WHAT TO PRODUCE: Repeat every entry in the listing below, exactly.

DATA LISTING:
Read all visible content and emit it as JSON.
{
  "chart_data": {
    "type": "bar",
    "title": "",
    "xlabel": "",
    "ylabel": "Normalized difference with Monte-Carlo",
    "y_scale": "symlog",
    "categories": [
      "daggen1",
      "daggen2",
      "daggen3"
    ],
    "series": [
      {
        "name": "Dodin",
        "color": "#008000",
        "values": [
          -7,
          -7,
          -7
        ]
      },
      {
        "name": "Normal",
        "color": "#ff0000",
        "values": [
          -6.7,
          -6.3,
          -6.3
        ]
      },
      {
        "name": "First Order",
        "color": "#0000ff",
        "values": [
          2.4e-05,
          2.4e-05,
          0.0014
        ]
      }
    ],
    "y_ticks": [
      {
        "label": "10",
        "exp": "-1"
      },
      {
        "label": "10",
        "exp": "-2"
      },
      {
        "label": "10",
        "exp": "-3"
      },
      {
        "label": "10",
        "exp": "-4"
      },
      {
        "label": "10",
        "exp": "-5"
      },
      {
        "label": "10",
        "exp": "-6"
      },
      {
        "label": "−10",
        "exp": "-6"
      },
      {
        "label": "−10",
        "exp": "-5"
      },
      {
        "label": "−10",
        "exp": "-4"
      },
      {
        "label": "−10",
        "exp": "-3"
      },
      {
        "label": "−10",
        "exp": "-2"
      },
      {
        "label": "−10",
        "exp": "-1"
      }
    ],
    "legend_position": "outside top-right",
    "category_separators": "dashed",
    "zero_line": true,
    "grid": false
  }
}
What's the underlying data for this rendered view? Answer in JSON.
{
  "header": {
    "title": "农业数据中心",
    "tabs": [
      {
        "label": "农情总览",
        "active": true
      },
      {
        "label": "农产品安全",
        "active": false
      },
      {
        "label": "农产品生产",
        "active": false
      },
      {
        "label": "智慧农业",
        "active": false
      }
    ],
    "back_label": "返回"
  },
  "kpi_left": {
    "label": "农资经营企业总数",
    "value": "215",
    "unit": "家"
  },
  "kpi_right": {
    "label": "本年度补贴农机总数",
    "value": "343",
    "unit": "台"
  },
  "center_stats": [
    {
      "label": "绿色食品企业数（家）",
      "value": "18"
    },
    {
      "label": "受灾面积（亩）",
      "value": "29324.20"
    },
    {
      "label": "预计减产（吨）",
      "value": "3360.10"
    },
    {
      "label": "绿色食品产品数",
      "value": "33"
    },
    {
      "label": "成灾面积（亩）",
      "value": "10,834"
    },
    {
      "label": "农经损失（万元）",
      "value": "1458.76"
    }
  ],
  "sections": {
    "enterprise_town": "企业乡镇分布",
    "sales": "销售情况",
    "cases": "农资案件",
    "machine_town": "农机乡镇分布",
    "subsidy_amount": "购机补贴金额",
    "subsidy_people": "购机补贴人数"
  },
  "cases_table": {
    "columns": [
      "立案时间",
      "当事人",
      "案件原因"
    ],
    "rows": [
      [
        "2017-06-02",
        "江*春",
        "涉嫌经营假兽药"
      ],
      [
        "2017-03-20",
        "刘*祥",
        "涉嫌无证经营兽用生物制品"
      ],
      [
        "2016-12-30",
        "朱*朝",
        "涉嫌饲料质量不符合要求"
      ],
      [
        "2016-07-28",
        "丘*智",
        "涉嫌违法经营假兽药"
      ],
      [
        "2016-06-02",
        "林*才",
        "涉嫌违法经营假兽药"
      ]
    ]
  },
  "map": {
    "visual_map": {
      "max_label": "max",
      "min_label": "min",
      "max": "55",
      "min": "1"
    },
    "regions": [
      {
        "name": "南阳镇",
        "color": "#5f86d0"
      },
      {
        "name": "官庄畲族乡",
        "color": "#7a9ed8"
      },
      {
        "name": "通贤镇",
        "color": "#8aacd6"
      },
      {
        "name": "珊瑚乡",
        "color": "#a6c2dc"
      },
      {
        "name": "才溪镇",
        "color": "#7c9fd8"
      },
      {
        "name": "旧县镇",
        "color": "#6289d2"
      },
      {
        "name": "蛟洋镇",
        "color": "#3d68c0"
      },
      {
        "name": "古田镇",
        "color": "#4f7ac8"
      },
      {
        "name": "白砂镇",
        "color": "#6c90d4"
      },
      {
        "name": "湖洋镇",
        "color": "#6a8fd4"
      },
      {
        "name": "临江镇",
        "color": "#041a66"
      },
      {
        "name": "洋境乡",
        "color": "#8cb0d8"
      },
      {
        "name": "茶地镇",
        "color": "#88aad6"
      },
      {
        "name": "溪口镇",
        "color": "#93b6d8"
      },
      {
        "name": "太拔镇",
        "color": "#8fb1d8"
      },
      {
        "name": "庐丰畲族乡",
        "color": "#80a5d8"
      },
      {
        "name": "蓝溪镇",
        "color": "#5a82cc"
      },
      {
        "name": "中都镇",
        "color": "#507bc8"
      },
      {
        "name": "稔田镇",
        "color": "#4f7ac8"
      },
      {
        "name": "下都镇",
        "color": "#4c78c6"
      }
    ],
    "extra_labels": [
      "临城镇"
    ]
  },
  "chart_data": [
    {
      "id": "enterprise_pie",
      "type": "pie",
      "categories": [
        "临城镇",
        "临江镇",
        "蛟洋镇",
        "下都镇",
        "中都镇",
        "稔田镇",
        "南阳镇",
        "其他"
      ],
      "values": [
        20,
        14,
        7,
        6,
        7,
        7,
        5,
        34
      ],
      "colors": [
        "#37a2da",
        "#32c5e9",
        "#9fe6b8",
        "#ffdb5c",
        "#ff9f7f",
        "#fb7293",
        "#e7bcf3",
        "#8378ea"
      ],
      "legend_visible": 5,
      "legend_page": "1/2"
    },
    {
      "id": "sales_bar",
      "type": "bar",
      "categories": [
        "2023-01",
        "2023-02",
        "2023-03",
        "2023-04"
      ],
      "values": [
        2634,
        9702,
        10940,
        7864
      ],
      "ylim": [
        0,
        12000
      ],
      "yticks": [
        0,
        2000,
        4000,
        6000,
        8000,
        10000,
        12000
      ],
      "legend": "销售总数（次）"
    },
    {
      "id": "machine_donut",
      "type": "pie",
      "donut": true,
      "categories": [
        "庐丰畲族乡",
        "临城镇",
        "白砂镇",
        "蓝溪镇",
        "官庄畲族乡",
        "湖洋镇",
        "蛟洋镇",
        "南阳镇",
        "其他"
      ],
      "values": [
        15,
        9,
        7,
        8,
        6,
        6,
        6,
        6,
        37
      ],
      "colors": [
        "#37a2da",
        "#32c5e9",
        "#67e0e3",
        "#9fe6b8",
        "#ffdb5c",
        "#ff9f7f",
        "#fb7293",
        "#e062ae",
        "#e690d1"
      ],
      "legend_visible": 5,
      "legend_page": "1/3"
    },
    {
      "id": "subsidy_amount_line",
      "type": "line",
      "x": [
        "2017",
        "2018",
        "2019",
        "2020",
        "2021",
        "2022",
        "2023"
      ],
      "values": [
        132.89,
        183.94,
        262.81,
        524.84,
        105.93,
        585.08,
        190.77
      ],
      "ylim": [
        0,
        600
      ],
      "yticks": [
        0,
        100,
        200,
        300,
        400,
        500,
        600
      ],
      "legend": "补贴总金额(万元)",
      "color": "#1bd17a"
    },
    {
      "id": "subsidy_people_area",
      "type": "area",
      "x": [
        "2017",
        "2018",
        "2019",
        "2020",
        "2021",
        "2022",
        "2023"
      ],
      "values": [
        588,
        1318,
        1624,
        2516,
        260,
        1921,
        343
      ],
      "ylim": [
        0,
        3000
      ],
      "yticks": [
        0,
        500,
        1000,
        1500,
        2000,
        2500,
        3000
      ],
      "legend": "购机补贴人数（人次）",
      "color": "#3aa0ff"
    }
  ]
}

ANSWER FOR THE TASK:
Read all visible content and emit it as JSON.
{
  "chart_data": {
    "type": "bar",
    "title": "",
    "xlabel": "",
    "ylabel": "Normalized difference with Monte-Carlo",
    "y_scale": "symlog",
    "categories": [
      "daggen1",
      "daggen2",
      "daggen3"
    ],
    "series": [
      {
        "name": "Dodin",
        "color": "#008000",
        "values": [
          -7,
          -7,
          -7
        ]
      },
      {
        "name": "Normal",
        "color": "#ff0000",
        "values": [
          -6.7,
          -6.3,
          -6.3
        ]
      },
      {
        "name": "First Order",
        "color": "#0000ff",
        "values": [
          2.4e-05,
          2.4e-05,
          0.0014
        ]
      }
    ],
    "y_ticks": [
      {
        "label": "10",
        "exp": "-1"
      },
      {
        "label": "10",
        "exp": "-2"
      },
      {
        "label": "10",
        "exp": "-3"
      },
      {
        "label": "10",
        "exp": "-4"
      },
      {
        "label": "10",
        "exp": "-5"
      },
      {
        "label": "10",
        "exp": "-6"
      },
      {
        "label": "−10",
        "exp": "-6"
      },
      {
        "label": "−10",
        "exp": "-5"
      },
      {
        "label": "−10",
        "exp": "-4"
      },
      {
        "label": "−10",
        "exp": "-3"
      },
      {
        "label": "−10",
        "exp": "-2"
      },
      {
        "label": "−10",
        "exp": "-1"
      }
    ],
    "legend_position": "outside top-right",
    "category_separators": "dashed",
    "zero_line": true,
    "grid": false
  }
}
What's the underlying data for this rendered view? Answer in JSON.
{
  "header": {
    "title": "农业数据中心",
    "tabs": [
      {
        "label": "农情总览",
        "active": true
      },
      {
        "label": "农产品安全",
        "active": false
      },
      {
        "label": "农产品生产",
        "active": false
      },
      {
        "label": "智慧农业",
        "active": false
      }
    ],
    "back_label": "返回"
  },
  "kpi_left": {
    "label": "农资经营企业总数",
    "value": "215",
    "unit": "家"
  },
  "kpi_right": {
    "label": "本年度补贴农机总数",
    "value": "343",
    "unit": "台"
  },
  "center_stats": [
    {
      "label": "绿色食品企业数（家）",
      "value": "18"
    },
    {
      "label": "受灾面积（亩）",
      "value": "29324.20"
    },
    {
      "label": "预计减产（吨）",
      "value": "3360.10"
    },
    {
      "label": "绿色食品产品数",
      "value": "33"
    },
    {
      "label": "成灾面积（亩）",
      "value": "10,834"
    },
    {
      "label": "农经损失（万元）",
      "value": "1458.76"
    }
  ],
  "sections": {
    "enterprise_town": "企业乡镇分布",
    "sales": "销售情况",
    "cases": "农资案件",
    "machine_town": "农机乡镇分布",
    "subsidy_amount": "购机补贴金额",
    "subsidy_people": "购机补贴人数"
  },
  "cases_table": {
    "columns": [
      "立案时间",
      "当事人",
      "案件原因"
    ],
    "rows": [
      [
        "2017-06-02",
        "江*春",
        "涉嫌经营假兽药"
      ],
      [
        "2017-03-20",
        "刘*祥",
        "涉嫌无证经营兽用生物制品"
      ],
      [
        "2016-12-30",
        "朱*朝",
        "涉嫌饲料质量不符合要求"
      ],
      [
        "2016-07-28",
        "丘*智",
        "涉嫌违法经营假兽药"
      ],
      [
        "2016-06-02",
        "林*才",
        "涉嫌违法经营假兽药"
      ]
    ]
  },
  "map": {
    "visual_map": {
      "max_label": "max",
      "min_label": "min",
      "max": "55",
      "min": "1"
    },
    "regions": [
      {
        "name": "南阳镇",
        "color": "#5f86d0"
      },
      {
        "name": "官庄畲族乡",
        "color": "#7a9ed8"
      },
      {
        "name": "通贤镇",
        "color": "#8aacd6"
      },
      {
        "name": "珊瑚乡",
        "color": "#a6c2dc"
      },
      {
        "name": "才溪镇",
        "color": "#7c9fd8"
      },
      {
        "name": "旧县镇",
        "color": "#6289d2"
      },
      {
        "name": "蛟洋镇",
        "color": "#3d68c0"
      },
      {
        "name": "古田镇",
        "color": "#4f7ac8"
      },
      {
        "name": "白砂镇",
        "color": "#6c90d4"
      },
      {
        "name": "湖洋镇",
        "color": "#6a8fd4"
      },
      {
        "name": "临江镇",
        "color": "#041a66"
      },
      {
        "name": "洋境乡",
        "color": "#8cb0d8"
      },
      {
        "name": "茶地镇",
        "color": "#88aad6"
      },
      {
        "name": "溪口镇",
        "color": "#93b6d8"
      },
      {
        "name": "太拔镇",
        "color": "#8fb1d8"
      },
      {
        "name": "庐丰畲族乡",
        "color": "#80a5d8"
      },
      {
        "name": "蓝溪镇",
        "color": "#5a82cc"
      },
      {
        "name": "中都镇",
        "color": "#507bc8"
      },
      {
        "name": "稔田镇",
        "color": "#4f7ac8"
      },
      {
        "name": "下都镇",
        "color": "#4c78c6"
      }
    ],
    "extra_labels": [
      "临城镇"
    ]
  },
  "chart_data": [
    {
      "id": "enterprise_pie",
      "type": "pie",
      "categories": [
        "临城镇",
        "临江镇",
        "蛟洋镇",
        "下都镇",
        "中都镇",
        "稔田镇",
        "南阳镇",
        "其他"
      ],
      "values": [
        20,
        14,
        7,
        6,
        7,
        7,
        5,
        34
      ],
      "colors": [
        "#37a2da",
        "#32c5e9",
        "#9fe6b8",
        "#ffdb5c",
        "#ff9f7f",
        "#fb7293",
        "#e7bcf3",
        "#8378ea"
      ],
      "legend_visible": 5,
      "legend_page": "1/2"
    },
    {
      "id": "sales_bar",
      "type": "bar",
      "categories": [
        "2023-01",
        "2023-02",
        "2023-03",
        "2023-04"
      ],
      "values": [
        2634,
        9702,
        10940,
        7864
      ],
      "ylim": [
        0,
        12000
      ],
      "yticks": [
        0,
        2000,
        4000,
        6000,
        8000,
        10000,
        12000
      ],
      "legend": "销售总数（次）"
    },
    {
      "id": "machine_donut",
      "type": "pie",
      "donut": true,
      "categories": [
        "庐丰畲族乡",
        "临城镇",
        "白砂镇",
        "蓝溪镇",
        "官庄畲族乡",
        "湖洋镇",
        "蛟洋镇",
        "南阳镇",
        "其他"
      ],
      "values": [
        15,
        9,
        7,
        8,
        6,
        6,
        6,
        6,
        37
      ],
      "colors": [
        "#37a2da",
        "#32c5e9",
        "#67e0e3",
        "#9fe6b8",
        "#ffdb5c",
        "#ff9f7f",
        "#fb7293",
        "#e062ae",
        "#e690d1"
      ],
      "legend_visible": 5,
      "legend_page": "1/3"
    },
    {
      "id": "subsidy_amount_line",
      "type": "line",
      "x": [
        "2017",
        "2018",
        "2019",
        "2020",
        "2021",
        "2022",
        "2023"
      ],
      "values": [
        132.89,
        183.94,
        262.81,
        524.84,
        105.93,
        585.08,
        190.77
      ],
      "ylim": [
        0,
        600
      ],
      "yticks": [
        0,
        100,
        200,
        300,
        400,
        500,
        600
      ],
      "legend": "补贴总金额(万元)",
      "color": "#1bd17a"
    },
    {
      "id": "subsidy_people_area",
      "type": "area",
      "x": [
        "2017",
        "2018",
        "2019",
        "2020",
        "2021",
        "2022",
        "2023"
      ],
      "values": [
        588,
        1318,
        1624,
        2516,
        260,
        1921,
        343
      ],
      "ylim": [
        0,
        3000
      ],
      "yticks": [
        0,
        500,
        1000,
        1500,
        2000,
        2500,
        3000
      ],
      "legend": "购机补贴人数（人次）",
      "color": "#3aa0ff"
    }
  ]
}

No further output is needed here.